* Task details *
Single out the lines of the material that contain "Государственная" and copy them.

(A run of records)
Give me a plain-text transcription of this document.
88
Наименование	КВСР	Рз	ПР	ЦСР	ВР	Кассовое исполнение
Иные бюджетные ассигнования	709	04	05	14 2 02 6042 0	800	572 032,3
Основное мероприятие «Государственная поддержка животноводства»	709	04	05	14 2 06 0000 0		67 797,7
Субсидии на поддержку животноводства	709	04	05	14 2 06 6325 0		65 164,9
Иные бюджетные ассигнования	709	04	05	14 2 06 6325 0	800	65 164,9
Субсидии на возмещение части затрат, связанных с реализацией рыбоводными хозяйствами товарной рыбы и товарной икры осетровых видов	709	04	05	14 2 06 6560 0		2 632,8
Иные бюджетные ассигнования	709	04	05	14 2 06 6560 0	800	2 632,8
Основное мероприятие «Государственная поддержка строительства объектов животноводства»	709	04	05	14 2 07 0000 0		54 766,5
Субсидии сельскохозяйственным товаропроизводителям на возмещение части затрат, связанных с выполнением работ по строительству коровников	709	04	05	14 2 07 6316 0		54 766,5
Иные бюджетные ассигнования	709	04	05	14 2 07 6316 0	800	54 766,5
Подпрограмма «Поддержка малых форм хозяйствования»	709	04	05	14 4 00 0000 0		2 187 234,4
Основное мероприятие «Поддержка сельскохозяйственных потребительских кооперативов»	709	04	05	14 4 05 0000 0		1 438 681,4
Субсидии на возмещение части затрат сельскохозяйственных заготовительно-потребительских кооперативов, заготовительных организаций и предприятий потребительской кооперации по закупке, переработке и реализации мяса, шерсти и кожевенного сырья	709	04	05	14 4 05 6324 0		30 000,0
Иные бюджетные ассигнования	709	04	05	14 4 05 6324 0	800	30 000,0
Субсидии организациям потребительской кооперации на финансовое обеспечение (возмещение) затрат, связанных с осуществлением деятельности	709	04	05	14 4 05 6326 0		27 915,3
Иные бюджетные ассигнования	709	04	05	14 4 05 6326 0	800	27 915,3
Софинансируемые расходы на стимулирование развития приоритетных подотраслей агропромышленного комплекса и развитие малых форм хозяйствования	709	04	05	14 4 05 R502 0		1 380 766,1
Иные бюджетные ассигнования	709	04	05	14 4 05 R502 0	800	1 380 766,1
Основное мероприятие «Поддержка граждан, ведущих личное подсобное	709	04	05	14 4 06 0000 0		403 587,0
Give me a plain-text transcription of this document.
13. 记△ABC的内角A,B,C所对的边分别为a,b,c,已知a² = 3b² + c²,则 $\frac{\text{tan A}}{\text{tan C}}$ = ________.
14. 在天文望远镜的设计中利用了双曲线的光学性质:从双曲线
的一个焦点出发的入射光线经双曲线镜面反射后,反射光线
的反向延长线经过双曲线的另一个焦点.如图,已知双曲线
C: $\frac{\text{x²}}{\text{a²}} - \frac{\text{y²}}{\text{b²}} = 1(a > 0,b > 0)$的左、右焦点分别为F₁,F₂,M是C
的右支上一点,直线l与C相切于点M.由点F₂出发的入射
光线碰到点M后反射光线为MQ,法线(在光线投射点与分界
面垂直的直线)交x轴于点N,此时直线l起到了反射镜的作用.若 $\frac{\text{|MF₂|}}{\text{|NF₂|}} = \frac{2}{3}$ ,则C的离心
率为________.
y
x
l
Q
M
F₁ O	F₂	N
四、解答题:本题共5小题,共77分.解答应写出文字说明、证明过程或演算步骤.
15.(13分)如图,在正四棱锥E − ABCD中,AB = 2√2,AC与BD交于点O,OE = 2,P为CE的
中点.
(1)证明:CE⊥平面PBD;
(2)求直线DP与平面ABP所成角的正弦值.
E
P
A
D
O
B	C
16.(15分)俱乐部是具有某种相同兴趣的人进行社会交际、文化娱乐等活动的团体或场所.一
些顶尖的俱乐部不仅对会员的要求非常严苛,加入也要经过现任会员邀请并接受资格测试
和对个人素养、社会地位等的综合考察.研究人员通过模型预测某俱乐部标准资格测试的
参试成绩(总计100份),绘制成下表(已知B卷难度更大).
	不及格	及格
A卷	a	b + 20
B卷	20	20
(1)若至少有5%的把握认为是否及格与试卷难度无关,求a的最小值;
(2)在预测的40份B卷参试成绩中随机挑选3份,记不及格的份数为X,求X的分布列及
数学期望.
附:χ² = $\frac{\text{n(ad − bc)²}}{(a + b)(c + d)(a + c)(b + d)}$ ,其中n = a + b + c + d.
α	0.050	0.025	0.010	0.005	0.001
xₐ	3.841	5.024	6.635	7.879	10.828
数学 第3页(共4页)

* Output *
Основное мероприятие «Государственная поддержка животноводства»	709	04	05	14 2 06 0000 0		67 797,7
Основное мероприятие «Государственная поддержка строительства объектов животноводства»	709	04	05	14 2 07 0000 0		54 766,5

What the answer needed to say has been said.